> Stored items
========================================================================

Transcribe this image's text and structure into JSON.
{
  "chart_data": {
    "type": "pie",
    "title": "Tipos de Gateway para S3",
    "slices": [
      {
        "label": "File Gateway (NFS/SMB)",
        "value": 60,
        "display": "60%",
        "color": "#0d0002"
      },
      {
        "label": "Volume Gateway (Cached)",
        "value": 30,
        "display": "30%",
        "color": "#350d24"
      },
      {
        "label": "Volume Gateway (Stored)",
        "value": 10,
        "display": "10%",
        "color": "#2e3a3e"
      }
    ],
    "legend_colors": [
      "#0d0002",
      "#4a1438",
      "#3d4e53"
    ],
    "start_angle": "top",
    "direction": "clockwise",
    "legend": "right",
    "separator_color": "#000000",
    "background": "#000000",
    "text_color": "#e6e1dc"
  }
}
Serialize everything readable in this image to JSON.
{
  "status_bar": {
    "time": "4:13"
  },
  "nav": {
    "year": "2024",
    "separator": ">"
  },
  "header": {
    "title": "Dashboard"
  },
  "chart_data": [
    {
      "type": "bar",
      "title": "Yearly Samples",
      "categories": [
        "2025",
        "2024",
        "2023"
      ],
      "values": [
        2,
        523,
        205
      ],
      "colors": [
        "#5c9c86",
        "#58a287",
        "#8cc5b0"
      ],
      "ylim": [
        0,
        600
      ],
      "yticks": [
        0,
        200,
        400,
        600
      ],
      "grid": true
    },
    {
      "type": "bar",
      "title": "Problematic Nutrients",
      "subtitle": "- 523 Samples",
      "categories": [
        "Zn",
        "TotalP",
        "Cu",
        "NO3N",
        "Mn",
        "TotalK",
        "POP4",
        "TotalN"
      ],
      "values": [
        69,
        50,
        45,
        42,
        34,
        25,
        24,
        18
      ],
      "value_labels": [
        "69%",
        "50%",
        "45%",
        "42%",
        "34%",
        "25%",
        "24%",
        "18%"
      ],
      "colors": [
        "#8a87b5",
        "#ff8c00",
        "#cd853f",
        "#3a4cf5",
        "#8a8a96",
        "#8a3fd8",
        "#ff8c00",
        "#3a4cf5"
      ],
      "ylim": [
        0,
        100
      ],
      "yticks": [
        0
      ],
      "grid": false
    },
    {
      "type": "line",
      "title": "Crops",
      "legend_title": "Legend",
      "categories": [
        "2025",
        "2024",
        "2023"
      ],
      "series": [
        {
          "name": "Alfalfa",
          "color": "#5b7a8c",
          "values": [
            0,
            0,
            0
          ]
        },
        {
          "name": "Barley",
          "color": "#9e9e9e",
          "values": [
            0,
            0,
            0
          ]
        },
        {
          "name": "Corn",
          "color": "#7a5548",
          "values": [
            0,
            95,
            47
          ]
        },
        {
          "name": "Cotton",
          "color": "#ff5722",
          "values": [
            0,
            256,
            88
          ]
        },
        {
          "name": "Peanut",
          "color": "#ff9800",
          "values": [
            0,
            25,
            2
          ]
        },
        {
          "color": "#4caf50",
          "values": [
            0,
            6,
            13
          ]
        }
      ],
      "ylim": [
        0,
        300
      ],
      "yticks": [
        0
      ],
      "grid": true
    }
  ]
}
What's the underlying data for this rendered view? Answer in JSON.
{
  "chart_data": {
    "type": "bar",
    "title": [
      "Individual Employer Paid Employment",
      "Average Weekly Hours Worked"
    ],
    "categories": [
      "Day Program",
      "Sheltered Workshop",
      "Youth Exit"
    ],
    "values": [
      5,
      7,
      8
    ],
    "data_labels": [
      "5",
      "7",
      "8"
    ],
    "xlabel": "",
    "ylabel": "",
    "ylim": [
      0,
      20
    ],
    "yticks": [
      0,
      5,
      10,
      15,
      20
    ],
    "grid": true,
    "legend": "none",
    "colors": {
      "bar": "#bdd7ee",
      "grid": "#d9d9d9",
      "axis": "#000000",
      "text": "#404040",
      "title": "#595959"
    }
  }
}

========================================================================

Reproduce each entry exactly, leaving out nothing.

Transcribe this image's text and structure into JSON.
{
  "chart_data": {
    "type": "pie",
    "title": "Tipos de Gateway para S3",
    "slices": [
      {
        "label": "File Gateway (NFS/SMB)",
        "value": 60,
        "display": "60%",
        "color": "#0d0002"
      },
      {
        "label": "Volume Gateway (Cached)",
        "value": 30,
        "display": "30%",
        "color": "#350d24"
      },
      {
        "label": "Volume Gateway (Stored)",
        "value": 10,
        "display": "10%",
        "color": "#2e3a3e"
      }
    ],
    "legend_colors": [
      "#0d0002",
      "#4a1438",
      "#3d4e53"
    ],
    "start_angle": "top",
    "direction": "clockwise",
    "legend": "right",
    "separator_color": "#000000",
    "background": "#000000",
    "text_color": "#e6e1dc"
  }
}
Serialize everything readable in this image to JSON.
{
  "status_bar": {
    "time": "4:13"
  },
  "nav": {
    "year": "2024",
    "separator": ">"
  },
  "header": {
    "title": "Dashboard"
  },
  "chart_data": [
    {
      "type": "bar",
      "title": "Yearly Samples",
      "categories": [
        "2025",
        "2024",
        "2023"
      ],
      "values": [
        2,
        523,
        205
      ],
      "colors": [
        "#5c9c86",
        "#58a287",
        "#8cc5b0"
      ],
      "ylim": [
        0,
        600
      ],
      "yticks": [
        0,
        200,
        400,
        600
      ],
      "grid": true
    },
    {
      "type": "bar",
      "title": "Problematic Nutrients",
      "subtitle": "- 523 Samples",
      "categories": [
        "Zn",
        "TotalP",
        "Cu",
        "NO3N",
        "Mn",
        "TotalK",
        "POP4",
        "TotalN"
      ],
      "values": [
        69,
        50,
        45,
        42,
        34,
        25,
        24,
        18
      ],
      "value_labels": [
        "69%",
        "50%",
        "45%",
        "42%",
        "34%",
        "25%",
        "24%",
        "18%"
      ],
      "colors": [
        "#8a87b5",
        "#ff8c00",
        "#cd853f",
        "#3a4cf5",
        "#8a8a96",
        "#8a3fd8",
        "#ff8c00",
        "#3a4cf5"
      ],
      "ylim": [
        0,
        100
      ],
      "yticks": [
        0
      ],
      "grid": false
    },
    {
      "type": "line",
      "title": "Crops",
      "legend_title": "Legend",
      "categories": [
        "2025",
        "2024",
        "2023"
      ],
      "series": [
        {
          "name": "Alfalfa",
          "color": "#5b7a8c",
          "values": [
            0,
            0,
            0
          ]
        },
        {
          "name": "Barley",
          "color": "#9e9e9e",
          "values": [
            0,
            0,
            0
          ]
        },
        {
          "name": "Corn",
          "color": "#7a5548",
          "values": [
            0,
            95,
            47
          ]
        },
        {
          "name": "Cotton",
          "color": "#ff5722",
          "values": [
            0,
            256,
            88
          ]
        },
        {
          "name": "Peanut",
          "color": "#ff9800",
          "values": [
            0,
            25,
            2
          ]
        },
        {
          "color": "#4caf50",
          "values": [
            0,
            6,
            13
          ]
        }
      ],
      "ylim": [
        0,
        300
      ],
      "yticks": [
        0
      ],
      "grid": true
    }
  ]
}
What's the underlying data for this rendered view? Answer in JSON.
{
  "chart_data": {
    "type": "bar",
    "title": [
      "Individual Employer Paid Employment",
      "Average Weekly Hours Worked"
    ],
    "categories": [
      "Day Program",
      "Sheltered Workshop",
      "Youth Exit"
    ],
    "values": [
      5,
      7,
      8
    ],
    "data_labels": [
      "5",
      "7",
      "8"
    ],
    "xlabel": "",
    "ylabel": "",
    "ylim": [
      0,
      20
    ],
    "yticks": [
      0,
      5,
      10,
      15,
      20
    ],
    "grid": true,
    "legend": "none",
    "colors": {
      "bar": "#bdd7ee",
      "grid": "#d9d9d9",
      "axis": "#000000",
      "text": "#404040",
      "title": "#595959"
    }
  }
}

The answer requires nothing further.